→ DATA FOR THE TASK
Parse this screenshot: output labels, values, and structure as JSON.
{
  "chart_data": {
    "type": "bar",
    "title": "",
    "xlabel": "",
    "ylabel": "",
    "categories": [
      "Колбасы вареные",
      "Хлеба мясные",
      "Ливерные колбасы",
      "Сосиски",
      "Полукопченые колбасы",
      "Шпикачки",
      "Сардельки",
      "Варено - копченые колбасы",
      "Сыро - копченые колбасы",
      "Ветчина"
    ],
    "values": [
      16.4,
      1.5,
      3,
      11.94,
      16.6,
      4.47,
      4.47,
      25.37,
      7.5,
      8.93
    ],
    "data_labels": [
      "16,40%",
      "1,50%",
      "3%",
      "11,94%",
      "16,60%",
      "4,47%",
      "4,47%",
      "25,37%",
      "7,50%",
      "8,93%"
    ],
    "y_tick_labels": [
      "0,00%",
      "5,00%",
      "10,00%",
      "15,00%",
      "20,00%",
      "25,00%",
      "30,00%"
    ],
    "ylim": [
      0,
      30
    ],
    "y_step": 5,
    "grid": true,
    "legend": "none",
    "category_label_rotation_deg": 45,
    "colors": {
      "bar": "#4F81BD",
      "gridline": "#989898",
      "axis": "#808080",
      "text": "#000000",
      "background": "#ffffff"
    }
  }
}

→ EXERCISE AIM
Output the listing above exactly as it appears.

→ ANSWER FOR THE TASK
Parse this screenshot: output labels, values, and structure as JSON.
{
  "chart_data": {
    "type": "bar",
    "title": "",
    "xlabel": "",
    "ylabel": "",
    "categories": [
      "Колбасы вареные",
      "Хлеба мясные",
      "Ливерные колбасы",
      "Сосиски",
      "Полукопченые колбасы",
      "Шпикачки",
      "Сардельки",
      "Варено - копченые колбасы",
      "Сыро - копченые колбасы",
      "Ветчина"
    ],
    "values": [
      16.4,
      1.5,
      3,
      11.94,
      16.6,
      4.47,
      4.47,
      25.37,
      7.5,
      8.93
    ],
    "data_labels": [
      "16,40%",
      "1,50%",
      "3%",
      "11,94%",
      "16,60%",
      "4,47%",
      "4,47%",
      "25,37%",
      "7,50%",
      "8,93%"
    ],
    "y_tick_labels": [
      "0,00%",
      "5,00%",
      "10,00%",
      "15,00%",
      "20,00%",
      "25,00%",
      "30,00%"
    ],
    "ylim": [
      0,
      30
    ],
    "y_step": 5,
    "grid": true,
    "legend": "none",
    "category_label_rotation_deg": 45,
    "colors": {
      "bar": "#4F81BD",
      "gridline": "#989898",
      "axis": "#808080",
      "text": "#000000",
      "background": "#ffffff"
    }
  }
}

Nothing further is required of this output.